#### Task brief
Go through the records line by line and work out how many lines hold the word "folder". Answer with the number only.

___ Input rows

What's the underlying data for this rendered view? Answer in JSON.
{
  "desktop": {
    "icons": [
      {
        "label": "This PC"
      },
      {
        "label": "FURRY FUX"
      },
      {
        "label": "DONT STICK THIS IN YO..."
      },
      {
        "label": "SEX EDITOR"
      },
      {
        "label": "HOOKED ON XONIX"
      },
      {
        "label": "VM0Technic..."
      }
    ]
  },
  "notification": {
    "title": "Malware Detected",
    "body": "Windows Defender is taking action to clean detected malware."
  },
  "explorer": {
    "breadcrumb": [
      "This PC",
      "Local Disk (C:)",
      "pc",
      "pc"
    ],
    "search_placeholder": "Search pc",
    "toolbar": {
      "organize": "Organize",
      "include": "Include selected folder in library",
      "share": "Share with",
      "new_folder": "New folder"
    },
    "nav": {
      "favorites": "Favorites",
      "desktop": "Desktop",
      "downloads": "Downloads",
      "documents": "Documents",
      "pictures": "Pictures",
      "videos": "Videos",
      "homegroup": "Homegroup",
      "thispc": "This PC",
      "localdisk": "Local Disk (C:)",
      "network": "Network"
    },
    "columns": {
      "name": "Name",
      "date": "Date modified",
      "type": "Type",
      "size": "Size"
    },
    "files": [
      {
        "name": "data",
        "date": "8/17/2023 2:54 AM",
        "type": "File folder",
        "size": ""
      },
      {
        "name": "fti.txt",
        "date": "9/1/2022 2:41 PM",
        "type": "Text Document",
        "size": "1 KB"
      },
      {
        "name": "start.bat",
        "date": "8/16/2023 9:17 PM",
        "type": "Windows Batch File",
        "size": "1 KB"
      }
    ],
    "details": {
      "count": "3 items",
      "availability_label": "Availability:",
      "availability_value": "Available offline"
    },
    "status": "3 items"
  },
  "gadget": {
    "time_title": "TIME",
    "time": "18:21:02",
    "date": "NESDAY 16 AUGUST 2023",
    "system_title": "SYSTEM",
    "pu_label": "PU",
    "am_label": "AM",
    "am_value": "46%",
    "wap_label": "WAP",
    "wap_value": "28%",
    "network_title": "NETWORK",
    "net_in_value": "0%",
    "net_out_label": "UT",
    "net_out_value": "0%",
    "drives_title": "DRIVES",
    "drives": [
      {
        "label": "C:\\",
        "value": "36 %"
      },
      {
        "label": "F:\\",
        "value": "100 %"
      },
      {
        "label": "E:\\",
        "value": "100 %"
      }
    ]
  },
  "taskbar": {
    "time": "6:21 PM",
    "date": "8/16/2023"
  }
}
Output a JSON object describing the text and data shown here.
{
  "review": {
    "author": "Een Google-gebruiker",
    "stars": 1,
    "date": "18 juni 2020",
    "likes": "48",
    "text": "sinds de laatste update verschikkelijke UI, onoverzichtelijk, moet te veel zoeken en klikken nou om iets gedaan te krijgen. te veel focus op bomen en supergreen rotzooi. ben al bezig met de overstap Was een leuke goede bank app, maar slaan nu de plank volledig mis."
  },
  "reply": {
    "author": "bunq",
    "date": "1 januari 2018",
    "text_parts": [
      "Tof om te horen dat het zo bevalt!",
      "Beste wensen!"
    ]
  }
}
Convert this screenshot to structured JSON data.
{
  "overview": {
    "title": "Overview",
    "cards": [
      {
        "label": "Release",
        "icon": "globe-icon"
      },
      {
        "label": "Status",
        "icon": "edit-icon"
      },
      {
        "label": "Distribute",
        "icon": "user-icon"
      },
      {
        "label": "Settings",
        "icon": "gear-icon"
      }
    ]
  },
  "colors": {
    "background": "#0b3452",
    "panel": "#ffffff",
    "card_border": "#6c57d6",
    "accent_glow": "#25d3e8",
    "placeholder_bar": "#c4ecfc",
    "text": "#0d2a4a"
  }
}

______

#### Finished exercise
3